Task brief:
Each line below is to be written out in full, exactly as shown.

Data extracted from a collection
□ □ □ □

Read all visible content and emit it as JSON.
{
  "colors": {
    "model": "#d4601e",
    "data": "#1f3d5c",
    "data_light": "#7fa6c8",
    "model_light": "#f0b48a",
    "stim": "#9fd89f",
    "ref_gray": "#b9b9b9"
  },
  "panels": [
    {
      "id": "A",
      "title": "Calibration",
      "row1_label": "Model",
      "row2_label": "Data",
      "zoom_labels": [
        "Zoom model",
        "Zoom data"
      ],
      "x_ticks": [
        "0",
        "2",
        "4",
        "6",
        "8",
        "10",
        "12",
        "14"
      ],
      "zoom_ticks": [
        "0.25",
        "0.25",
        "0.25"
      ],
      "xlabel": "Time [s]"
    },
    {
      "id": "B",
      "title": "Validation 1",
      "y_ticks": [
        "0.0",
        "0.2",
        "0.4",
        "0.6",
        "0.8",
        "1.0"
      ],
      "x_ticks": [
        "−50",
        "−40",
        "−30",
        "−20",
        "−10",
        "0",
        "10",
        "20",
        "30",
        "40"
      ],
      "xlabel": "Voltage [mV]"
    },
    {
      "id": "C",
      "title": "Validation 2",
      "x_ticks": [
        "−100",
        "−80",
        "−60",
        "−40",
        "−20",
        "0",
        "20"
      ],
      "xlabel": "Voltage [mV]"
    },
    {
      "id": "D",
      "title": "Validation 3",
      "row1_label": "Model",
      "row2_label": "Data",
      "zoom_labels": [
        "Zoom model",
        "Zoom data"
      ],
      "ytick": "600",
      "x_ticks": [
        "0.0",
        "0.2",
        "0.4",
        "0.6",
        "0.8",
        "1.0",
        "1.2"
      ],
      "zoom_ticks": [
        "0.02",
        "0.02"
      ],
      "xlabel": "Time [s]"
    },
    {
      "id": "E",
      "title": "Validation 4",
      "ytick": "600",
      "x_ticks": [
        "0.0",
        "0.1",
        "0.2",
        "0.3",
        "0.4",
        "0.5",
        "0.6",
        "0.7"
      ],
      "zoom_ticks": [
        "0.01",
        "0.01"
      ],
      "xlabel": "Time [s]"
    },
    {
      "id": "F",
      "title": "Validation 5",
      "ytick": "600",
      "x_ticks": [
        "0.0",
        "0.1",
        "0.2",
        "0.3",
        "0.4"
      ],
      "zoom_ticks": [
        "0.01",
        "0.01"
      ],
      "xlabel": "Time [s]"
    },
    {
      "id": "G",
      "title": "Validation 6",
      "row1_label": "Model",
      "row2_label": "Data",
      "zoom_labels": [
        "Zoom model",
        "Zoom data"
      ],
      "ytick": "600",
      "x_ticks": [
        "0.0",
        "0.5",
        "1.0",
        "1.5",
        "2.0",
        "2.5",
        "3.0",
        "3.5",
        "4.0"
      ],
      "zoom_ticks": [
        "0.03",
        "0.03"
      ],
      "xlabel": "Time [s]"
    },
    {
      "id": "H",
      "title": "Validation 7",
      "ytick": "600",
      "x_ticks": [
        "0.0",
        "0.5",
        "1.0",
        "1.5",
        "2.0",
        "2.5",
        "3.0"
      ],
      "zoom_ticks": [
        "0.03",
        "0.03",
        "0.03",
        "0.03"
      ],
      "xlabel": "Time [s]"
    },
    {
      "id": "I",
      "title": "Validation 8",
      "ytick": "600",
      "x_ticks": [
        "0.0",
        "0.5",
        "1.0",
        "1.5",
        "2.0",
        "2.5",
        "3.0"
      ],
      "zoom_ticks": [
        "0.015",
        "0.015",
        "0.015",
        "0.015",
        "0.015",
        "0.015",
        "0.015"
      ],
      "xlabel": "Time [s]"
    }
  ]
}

□ □ □ □

Correct response:
Read all visible content and emit it as JSON.
{
  "colors": {
    "model": "#d4601e",
    "data": "#1f3d5c",
    "data_light": "#7fa6c8",
    "model_light": "#f0b48a",
    "stim": "#9fd89f",
    "ref_gray": "#b9b9b9"
  },
  "panels": [
    {
      "id": "A",
      "title": "Calibration",
      "row1_label": "Model",
      "row2_label": "Data",
      "zoom_labels": [
        "Zoom model",
        "Zoom data"
      ],
      "x_ticks": [
        "0",
        "2",
        "4",
        "6",
        "8",
        "10",
        "12",
        "14"
      ],
      "zoom_ticks": [
        "0.25",
        "0.25",
        "0.25"
      ],
      "xlabel": "Time [s]"
    },
    {
      "id": "B",
      "title": "Validation 1",
      "y_ticks": [
        "0.0",
        "0.2",
        "0.4",
        "0.6",
        "0.8",
        "1.0"
      ],
      "x_ticks": [
        "−50",
        "−40",
        "−30",
        "−20",
        "−10",
        "0",
        "10",
        "20",
        "30",
        "40"
      ],
      "xlabel": "Voltage [mV]"
    },
    {
      "id": "C",
      "title": "Validation 2",
      "x_ticks": [
        "−100",
        "−80",
        "−60",
        "−40",
        "−20",
        "0",
        "20"
      ],
      "xlabel": "Voltage [mV]"
    },
    {
      "id": "D",
      "title": "Validation 3",
      "row1_label": "Model",
      "row2_label": "Data",
      "zoom_labels": [
        "Zoom model",
        "Zoom data"
      ],
      "ytick": "600",
      "x_ticks": [
        "0.0",
        "0.2",
        "0.4",
        "0.6",
        "0.8",
        "1.0",
        "1.2"
      ],
      "zoom_ticks": [
        "0.02",
        "0.02"
      ],
      "xlabel": "Time [s]"
    },
    {
      "id": "E",
      "title": "Validation 4",
      "ytick": "600",
      "x_ticks": [
        "0.0",
        "0.1",
        "0.2",
        "0.3",
        "0.4",
        "0.5",
        "0.6",
        "0.7"
      ],
      "zoom_ticks": [
        "0.01",
        "0.01"
      ],
      "xlabel": "Time [s]"
    },
    {
      "id": "F",
      "title": "Validation 5",
      "ytick": "600",
      "x_ticks": [
        "0.0",
        "0.1",
        "0.2",
        "0.3",
        "0.4"
      ],
      "zoom_ticks": [
        "0.01",
        "0.01"
      ],
      "xlabel": "Time [s]"
    },
    {
      "id": "G",
      "title": "Validation 6",
      "row1_label": "Model",
      "row2_label": "Data",
      "zoom_labels": [
        "Zoom model",
        "Zoom data"
      ],
      "ytick": "600",
      "x_ticks": [
        "0.0",
        "0.5",
        "1.0",
        "1.5",
        "2.0",
        "2.5",
        "3.0",
        "3.5",
        "4.0"
      ],
      "zoom_ticks": [
        "0.03",
        "0.03"
      ],
      "xlabel": "Time [s]"
    },
    {
      "id": "H",
      "title": "Validation 7",
      "ytick": "600",
      "x_ticks": [
        "0.0",
        "0.5",
        "1.0",
        "1.5",
        "2.0",
        "2.5",
        "3.0"
      ],
      "zoom_ticks": [
        "0.03",
        "0.03",
        "0.03",
        "0.03"
      ],
      "xlabel": "Time [s]"
    },
    {
      "id": "I",
      "title": "Validation 8",
      "ytick": "600",
      "x_ticks": [
        "0.0",
        "0.5",
        "1.0",
        "1.5",
        "2.0",
        "2.5",
        "3.0"
      ],
      "zoom_ticks": [
        "0.015",
        "0.015",
        "0.015",
        "0.015",
        "0.015",
        "0.015",
        "0.015"
      ],
      "xlabel": "Time [s]"
    }
  ]
}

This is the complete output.